## Supplied records
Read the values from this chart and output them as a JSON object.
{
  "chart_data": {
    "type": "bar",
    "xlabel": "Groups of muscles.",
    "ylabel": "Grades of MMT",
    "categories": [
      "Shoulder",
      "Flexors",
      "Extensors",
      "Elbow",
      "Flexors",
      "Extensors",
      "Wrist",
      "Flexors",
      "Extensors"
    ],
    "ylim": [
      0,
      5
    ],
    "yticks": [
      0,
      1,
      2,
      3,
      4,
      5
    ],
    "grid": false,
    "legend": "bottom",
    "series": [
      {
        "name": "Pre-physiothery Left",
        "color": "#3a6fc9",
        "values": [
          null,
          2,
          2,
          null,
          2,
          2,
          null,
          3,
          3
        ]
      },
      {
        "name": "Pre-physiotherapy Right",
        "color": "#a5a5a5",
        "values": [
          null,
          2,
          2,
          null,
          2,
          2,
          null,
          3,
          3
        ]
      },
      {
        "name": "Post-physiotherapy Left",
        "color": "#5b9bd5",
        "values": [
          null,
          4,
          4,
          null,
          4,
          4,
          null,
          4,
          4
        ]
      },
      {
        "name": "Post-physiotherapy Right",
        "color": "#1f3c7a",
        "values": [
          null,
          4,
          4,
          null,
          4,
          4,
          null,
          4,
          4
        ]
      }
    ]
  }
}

## Exercise
Say, as a bare number, how many lines in the entries above include the string "Post".

## Complete answer
2